Dataset records:
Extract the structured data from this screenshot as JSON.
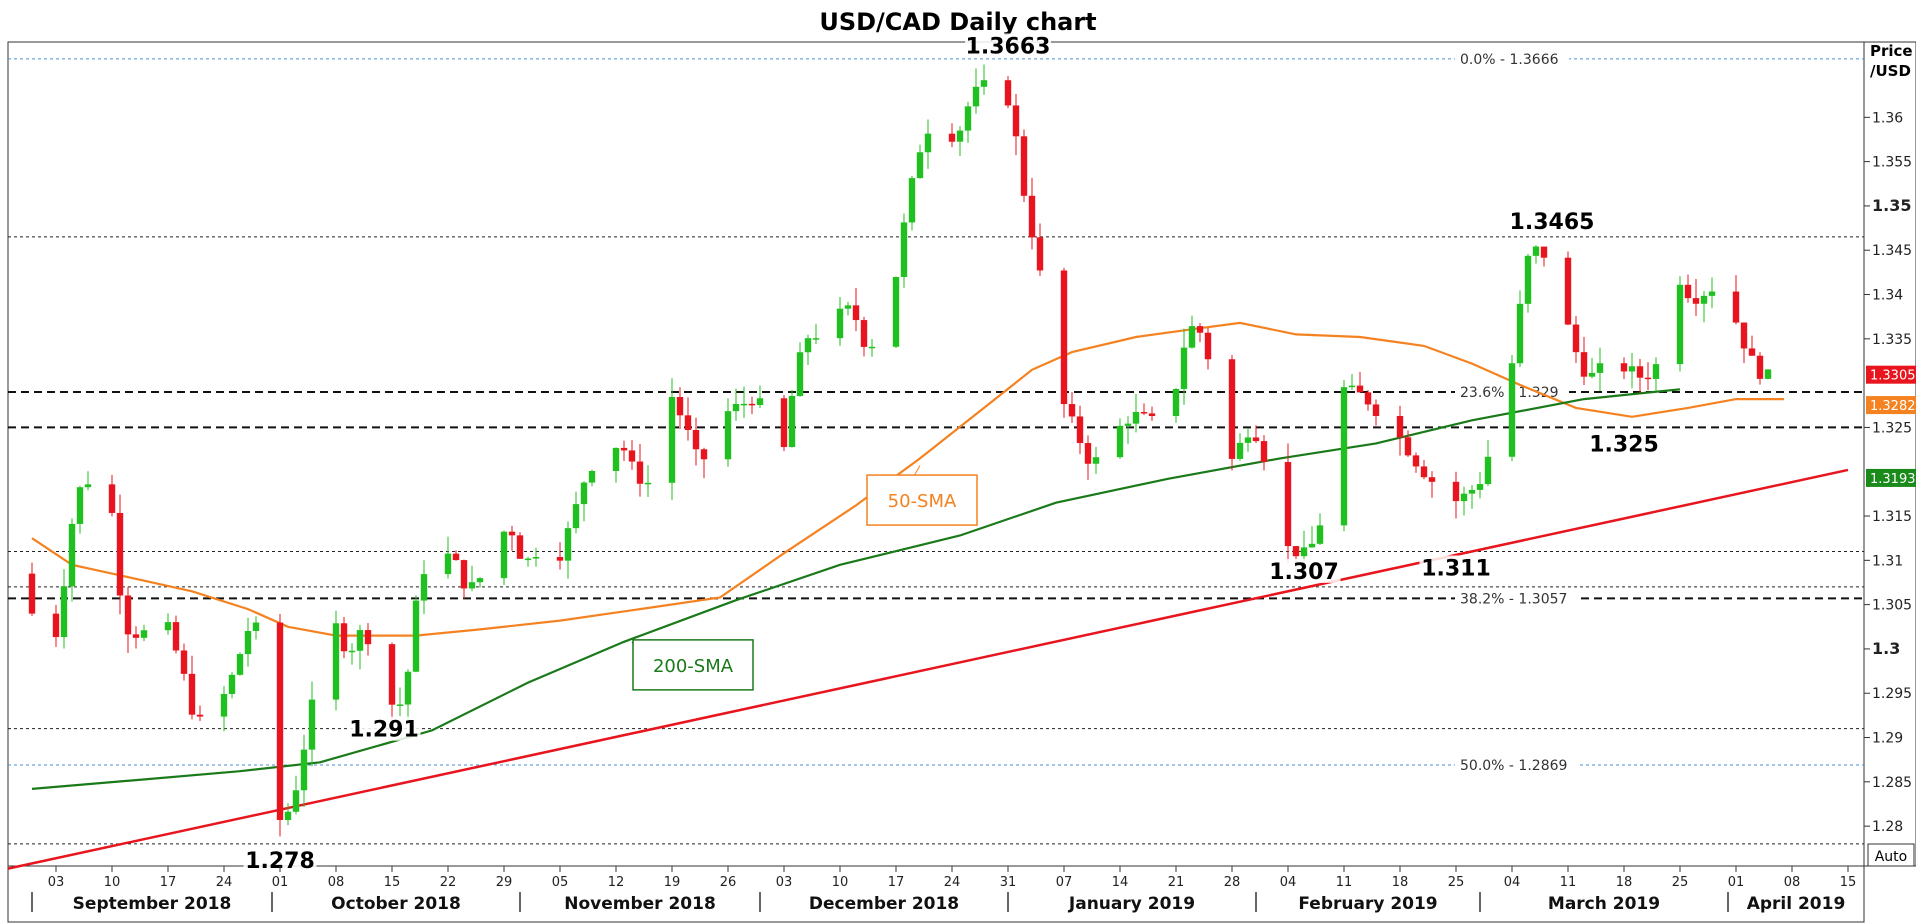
{
  "chart_data": {
    "type": "candlestick",
    "title": "USD/CAD Daily chart",
    "y_axis_label_line1": "Price",
    "y_axis_label_line2": "/USD",
    "auto_label": "Auto",
    "ylim": [
      1.2755,
      1.3685
    ],
    "y_ticks": [
      {
        "value": 1.36,
        "label": "1.36",
        "major": false
      },
      {
        "value": 1.355,
        "label": "1.355",
        "major": false
      },
      {
        "value": 1.35,
        "label": "1.35",
        "major": true
      },
      {
        "value": 1.345,
        "label": "1.345",
        "major": false
      },
      {
        "value": 1.34,
        "label": "1.34",
        "major": false
      },
      {
        "value": 1.335,
        "label": "1.335",
        "major": false
      },
      {
        "value": 1.325,
        "label": "1.325",
        "major": false
      },
      {
        "value": 1.315,
        "label": "1.315",
        "major": false
      },
      {
        "value": 1.31,
        "label": "1.31",
        "major": false
      },
      {
        "value": 1.305,
        "label": "1.305",
        "major": false
      },
      {
        "value": 1.3,
        "label": "1.3",
        "major": true
      },
      {
        "value": 1.295,
        "label": "1.295",
        "major": false
      },
      {
        "value": 1.29,
        "label": "1.29",
        "major": false
      },
      {
        "value": 1.285,
        "label": "1.285",
        "major": false
      },
      {
        "value": 1.28,
        "label": "1.28",
        "major": false
      }
    ],
    "x_day_ticks": [
      {
        "label": "03",
        "day": 3
      },
      {
        "label": "10",
        "day": 10
      },
      {
        "label": "17",
        "day": 17
      },
      {
        "label": "24",
        "day": 24
      },
      {
        "label": "01",
        "day": 31
      },
      {
        "label": "08",
        "day": 38
      },
      {
        "label": "15",
        "day": 45
      },
      {
        "label": "22",
        "day": 52
      },
      {
        "label": "29",
        "day": 59
      },
      {
        "label": "05",
        "day": 66
      },
      {
        "label": "12",
        "day": 73
      },
      {
        "label": "19",
        "day": 80
      },
      {
        "label": "26",
        "day": 87
      },
      {
        "label": "03",
        "day": 94
      },
      {
        "label": "10",
        "day": 101
      },
      {
        "label": "17",
        "day": 108
      },
      {
        "label": "24",
        "day": 115
      },
      {
        "label": "31",
        "day": 122
      },
      {
        "label": "07",
        "day": 129
      },
      {
        "label": "14",
        "day": 136
      },
      {
        "label": "21",
        "day": 143
      },
      {
        "label": "28",
        "day": 150
      },
      {
        "label": "04",
        "day": 157
      },
      {
        "label": "11",
        "day": 164
      },
      {
        "label": "18",
        "day": 171
      },
      {
        "label": "25",
        "day": 178
      },
      {
        "label": "04",
        "day": 185
      },
      {
        "label": "11",
        "day": 192
      },
      {
        "label": "18",
        "day": 199
      },
      {
        "label": "25",
        "day": 206
      },
      {
        "label": "01",
        "day": 213
      },
      {
        "label": "08",
        "day": 220
      },
      {
        "label": "15",
        "day": 227
      }
    ],
    "x_months": [
      {
        "label": "September 2018",
        "start_day": 0
      },
      {
        "label": "October 2018",
        "start_day": 30
      },
      {
        "label": "November 2018",
        "start_day": 61
      },
      {
        "label": "December 2018",
        "start_day": 91
      },
      {
        "label": "January 2019",
        "start_day": 122
      },
      {
        "label": "February 2019",
        "start_day": 153
      },
      {
        "label": "March 2019",
        "start_day": 181
      },
      {
        "label": "April 2019",
        "start_day": 212
      }
    ],
    "price_anchors": [
      [
        0,
        1.3075
      ],
      [
        2,
        1.2935
      ],
      [
        4,
        1.3045
      ],
      [
        6,
        1.3175
      ],
      [
        8,
        1.3195
      ],
      [
        10,
        1.3195
      ],
      [
        12,
        1.3025
      ],
      [
        14,
        1.3015
      ],
      [
        17,
        1.3035
      ],
      [
        19,
        1.2985
      ],
      [
        21,
        1.2915
      ],
      [
        23,
        1.2925
      ],
      [
        25,
        1.2955
      ],
      [
        28,
        1.3035
      ],
      [
        30,
        1.2985
      ],
      [
        31,
        1.2802
      ],
      [
        33,
        1.2822
      ],
      [
        36,
        1.2958
      ],
      [
        38,
        1.3035
      ],
      [
        40,
        1.2995
      ],
      [
        42,
        1.3025
      ],
      [
        44,
        1.2978
      ],
      [
        45,
        1.2938
      ],
      [
        47,
        1.2938
      ],
      [
        49,
        1.3085
      ],
      [
        51,
        1.3105
      ],
      [
        53,
        1.3105
      ],
      [
        55,
        1.3065
      ],
      [
        58,
        1.3095
      ],
      [
        60,
        1.3145
      ],
      [
        62,
        1.3095
      ],
      [
        64,
        1.3115
      ],
      [
        66,
        1.3095
      ],
      [
        68,
        1.3145
      ],
      [
        70,
        1.3205
      ],
      [
        72,
        1.3215
      ],
      [
        74,
        1.3235
      ],
      [
        76,
        1.3195
      ],
      [
        78,
        1.3185
      ],
      [
        80,
        1.3295
      ],
      [
        82,
        1.3255
      ],
      [
        84,
        1.3205
      ],
      [
        87,
        1.3265
      ],
      [
        89,
        1.3275
      ],
      [
        91,
        1.3285
      ],
      [
        93,
        1.3245
      ],
      [
        94,
        1.3195
      ],
      [
        96,
        1.3315
      ],
      [
        98,
        1.3365
      ],
      [
        100,
        1.3325
      ],
      [
        101,
        1.3375
      ],
      [
        103,
        1.3385
      ],
      [
        105,
        1.3335
      ],
      [
        108,
        1.3395
      ],
      [
        110,
        1.3505
      ],
      [
        112,
        1.3585
      ],
      [
        114,
        1.3595
      ],
      [
        116,
        1.3575
      ],
      [
        118,
        1.3625
      ],
      [
        120,
        1.3638
      ],
      [
        122,
        1.3635
      ],
      [
        123,
        1.3605
      ],
      [
        125,
        1.3485
      ],
      [
        126,
        1.3455
      ],
      [
        128,
        1.3325
      ],
      [
        129,
        1.3285
      ],
      [
        131,
        1.3245
      ],
      [
        133,
        1.3205
      ],
      [
        135,
        1.3235
      ],
      [
        138,
        1.3265
      ],
      [
        141,
        1.3255
      ],
      [
        143,
        1.3275
      ],
      [
        145,
        1.3365
      ],
      [
        147,
        1.3355
      ],
      [
        150,
        1.3205
      ],
      [
        153,
        1.3255
      ],
      [
        155,
        1.3205
      ],
      [
        157,
        1.3115
      ],
      [
        160,
        1.3105
      ],
      [
        162,
        1.3155
      ],
      [
        164,
        1.3295
      ],
      [
        167,
        1.3285
      ],
      [
        169,
        1.3265
      ],
      [
        171,
        1.3245
      ],
      [
        174,
        1.3205
      ],
      [
        176,
        1.3185
      ],
      [
        178,
        1.3165
      ],
      [
        180,
        1.3175
      ],
      [
        182,
        1.3195
      ],
      [
        184,
        1.3285
      ],
      [
        186,
        1.3335
      ],
      [
        187,
        1.3435
      ],
      [
        189,
        1.3455
      ],
      [
        191,
        1.3415
      ],
      [
        193,
        1.3345
      ],
      [
        195,
        1.3305
      ],
      [
        198,
        1.3325
      ],
      [
        200,
        1.3315
      ],
      [
        202,
        1.3305
      ],
      [
        204,
        1.3325
      ],
      [
        206,
        1.3425
      ],
      [
        208,
        1.3395
      ],
      [
        210,
        1.3405
      ],
      [
        212,
        1.3415
      ],
      [
        214,
        1.3355
      ],
      [
        216,
        1.3315
      ],
      [
        218,
        1.3305
      ]
    ],
    "sma50_points": [
      [
        0,
        1.3125
      ],
      [
        5,
        1.3095
      ],
      [
        10,
        1.3085
      ],
      [
        20,
        1.3065
      ],
      [
        27,
        1.3045
      ],
      [
        32,
        1.3025
      ],
      [
        38,
        1.3015
      ],
      [
        48,
        1.3015
      ],
      [
        56,
        1.3022
      ],
      [
        66,
        1.3032
      ],
      [
        76,
        1.3045
      ],
      [
        86,
        1.3058
      ],
      [
        94,
        1.3108
      ],
      [
        103,
        1.3162
      ],
      [
        111,
        1.3215
      ],
      [
        119,
        1.3272
      ],
      [
        125,
        1.3315
      ],
      [
        130,
        1.3335
      ],
      [
        138,
        1.3352
      ],
      [
        146,
        1.3362
      ],
      [
        151,
        1.3368
      ],
      [
        158,
        1.3355
      ],
      [
        166,
        1.3352
      ],
      [
        174,
        1.3342
      ],
      [
        180,
        1.3322
      ],
      [
        186,
        1.3298
      ],
      [
        193,
        1.3272
      ],
      [
        200,
        1.3262
      ],
      [
        207,
        1.3272
      ],
      [
        213,
        1.3282
      ],
      [
        219,
        1.3282
      ]
    ],
    "sma200_points": [
      [
        0,
        1.2842
      ],
      [
        13,
        1.2852
      ],
      [
        26,
        1.2862
      ],
      [
        36,
        1.2872
      ],
      [
        50,
        1.2908
      ],
      [
        62,
        1.2962
      ],
      [
        74,
        1.3008
      ],
      [
        88,
        1.3055
      ],
      [
        101,
        1.3095
      ],
      [
        116,
        1.3128
      ],
      [
        128,
        1.3165
      ],
      [
        142,
        1.3192
      ],
      [
        156,
        1.3215
      ],
      [
        168,
        1.3232
      ],
      [
        180,
        1.3258
      ],
      [
        194,
        1.3282
      ],
      [
        206,
        1.3293
      ],
      [
        219,
        1.3193
      ]
    ],
    "trendline": {
      "label": "",
      "start": [
        -3,
        1.2752
      ],
      "end": [
        227,
        1.3202
      ],
      "color": "#e8141e"
    },
    "horizontal_levels": [
      {
        "value": 1.3666,
        "style": "blue-dotted",
        "label": "0.0% - 1.3666"
      },
      {
        "value": 1.3465,
        "style": "black-dotted",
        "label": ""
      },
      {
        "value": 1.329,
        "style": "black-dashed",
        "label": "23.6% - 1.329"
      },
      {
        "value": 1.325,
        "style": "black-dashed",
        "label": ""
      },
      {
        "value": 1.311,
        "style": "black-dotted",
        "label": ""
      },
      {
        "value": 1.307,
        "style": "black-dotted",
        "label": ""
      },
      {
        "value": 1.3057,
        "style": "black-dashed",
        "label": "38.2% - 1.3057"
      },
      {
        "value": 1.2869,
        "style": "blue-dotted",
        "label": "50.0% - 1.2869"
      },
      {
        "value": 1.291,
        "style": "black-dotted",
        "label": ""
      },
      {
        "value": 1.278,
        "style": "black-dotted",
        "label": ""
      }
    ],
    "annotations": [
      {
        "text": "1.3663",
        "day": 122,
        "value": 1.3663,
        "placement": "above"
      },
      {
        "text": "1.3465",
        "day": 190,
        "value": 1.3465,
        "placement": "above"
      },
      {
        "text": "1.325",
        "day": 199,
        "value": 1.325,
        "placement": "below"
      },
      {
        "text": "1.311",
        "day": 178,
        "value": 1.311,
        "placement": "below"
      },
      {
        "text": "1.307",
        "day": 159,
        "value": 1.307,
        "placement": "above"
      },
      {
        "text": "1.291",
        "day": 44,
        "value": 1.291,
        "placement": "on"
      },
      {
        "text": "1.278",
        "day": 31,
        "value": 1.278,
        "placement": "below"
      }
    ],
    "callouts": [
      {
        "text": "50-SMA",
        "series": "sma50",
        "color": "#f58220"
      },
      {
        "text": "200-SMA",
        "series": "sma200",
        "color": "#1a7a1a"
      }
    ],
    "price_tags": [
      {
        "text": "1.3305",
        "value": 1.3305,
        "color": "#e8141e"
      },
      {
        "text": "1.3282",
        "value": 1.3282,
        "color": "#f58220"
      },
      {
        "text": "1.3193",
        "value": 1.3193,
        "color": "#1a8a1a"
      }
    ],
    "colors": {
      "up": "#20c020",
      "down": "#e8141e",
      "sma50": "#f58220",
      "sma200": "#1a7a1a",
      "fib": "#4a90d9"
    }
  }
}
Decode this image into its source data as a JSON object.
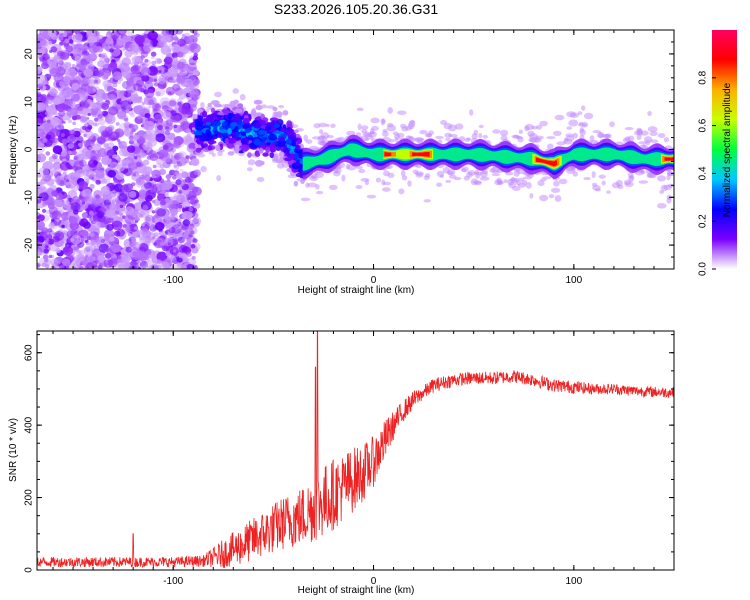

→ **Work to be completed**: Show all lines in the entries above where the string "JSON" appears.

→ **Expected output**:
Extract the structured data from this screenshot as JSON.
Decode this image into its source data as a JSON object.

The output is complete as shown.